Exercise
With the pictures omitted, write out the entries that follow exactly as they stand.

========

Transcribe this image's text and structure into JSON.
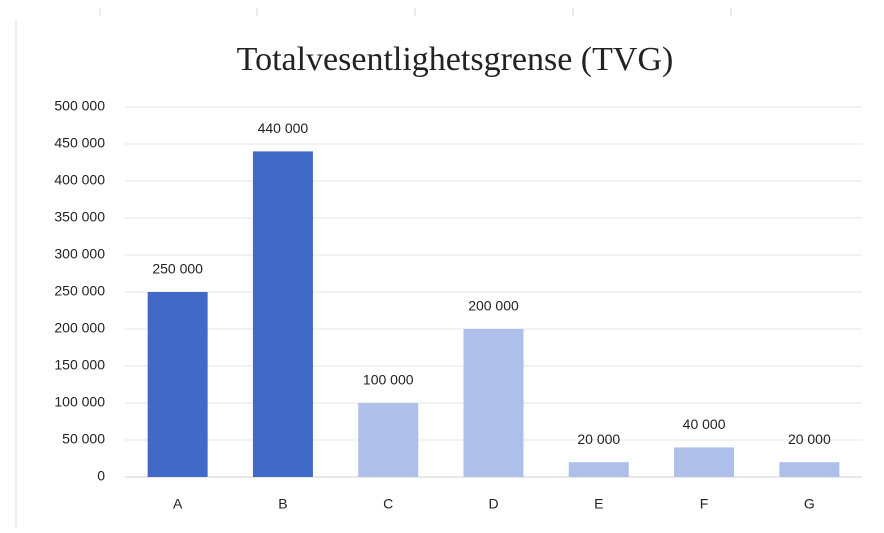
{
  "chart_data": {
    "type": "bar",
    "title": "Totalvesentlighetsgrense (TVG)",
    "categories": [
      "A",
      "B",
      "C",
      "D",
      "E",
      "F",
      "G"
    ],
    "values": [
      250000,
      440000,
      100000,
      200000,
      20000,
      40000,
      20000
    ],
    "value_labels": [
      "250 000",
      "440 000",
      "100 000",
      "200 000",
      "20 000",
      "40 000",
      "20 000"
    ],
    "colors": [
      "#4169c8",
      "#4169c8",
      "#aec0ea",
      "#aec0ea",
      "#aec0ea",
      "#aec0ea",
      "#aec0ea"
    ],
    "ylim": [
      0,
      500000
    ],
    "yticks": [
      0,
      {
        "value": 50000,
        "label": "50 000"
      },
      {
        "value": 100000,
        "label": "100 000"
      },
      {
        "value": 150000,
        "label": "150 000"
      },
      {
        "value": 200000,
        "label": "200 000"
      },
      {
        "value": 250000,
        "label": "250 000"
      },
      {
        "value": 300000,
        "label": "300 000"
      },
      {
        "value": 350000,
        "label": "350 000"
      },
      {
        "value": 400000,
        "label": "400 000"
      },
      {
        "value": 450000,
        "label": "450 000"
      },
      {
        "value": 500000,
        "label": "500 000"
      }
    ],
    "grid": true
  }
}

========

Full solution
Transcribe this image's text and structure into JSON.
{
  "chart_data": {
    "type": "bar",
    "title": "Totalvesentlighetsgrense (TVG)",
    "categories": [
      "A",
      "B",
      "C",
      "D",
      "E",
      "F",
      "G"
    ],
    "values": [
      250000,
      440000,
      100000,
      200000,
      20000,
      40000,
      20000
    ],
    "value_labels": [
      "250 000",
      "440 000",
      "100 000",
      "200 000",
      "20 000",
      "40 000",
      "20 000"
    ],
    "colors": [
      "#4169c8",
      "#4169c8",
      "#aec0ea",
      "#aec0ea",
      "#aec0ea",
      "#aec0ea",
      "#aec0ea"
    ],
    "ylim": [
      0,
      500000
    ],
    "yticks": [
      0,
      {
        "value": 50000,
        "label": "50 000"
      },
      {
        "value": 100000,
        "label": "100 000"
      },
      {
        "value": 150000,
        "label": "150 000"
      },
      {
        "value": 200000,
        "label": "200 000"
      },
      {
        "value": 250000,
        "label": "250 000"
      },
      {
        "value": 300000,
        "label": "300 000"
      },
      {
        "value": 350000,
        "label": "350 000"
      },
      {
        "value": 400000,
        "label": "400 000"
      },
      {
        "value": 450000,
        "label": "450 000"
      },
      {
        "value": 500000,
        "label": "500 000"
      }
    ],
    "grid": true
  }
}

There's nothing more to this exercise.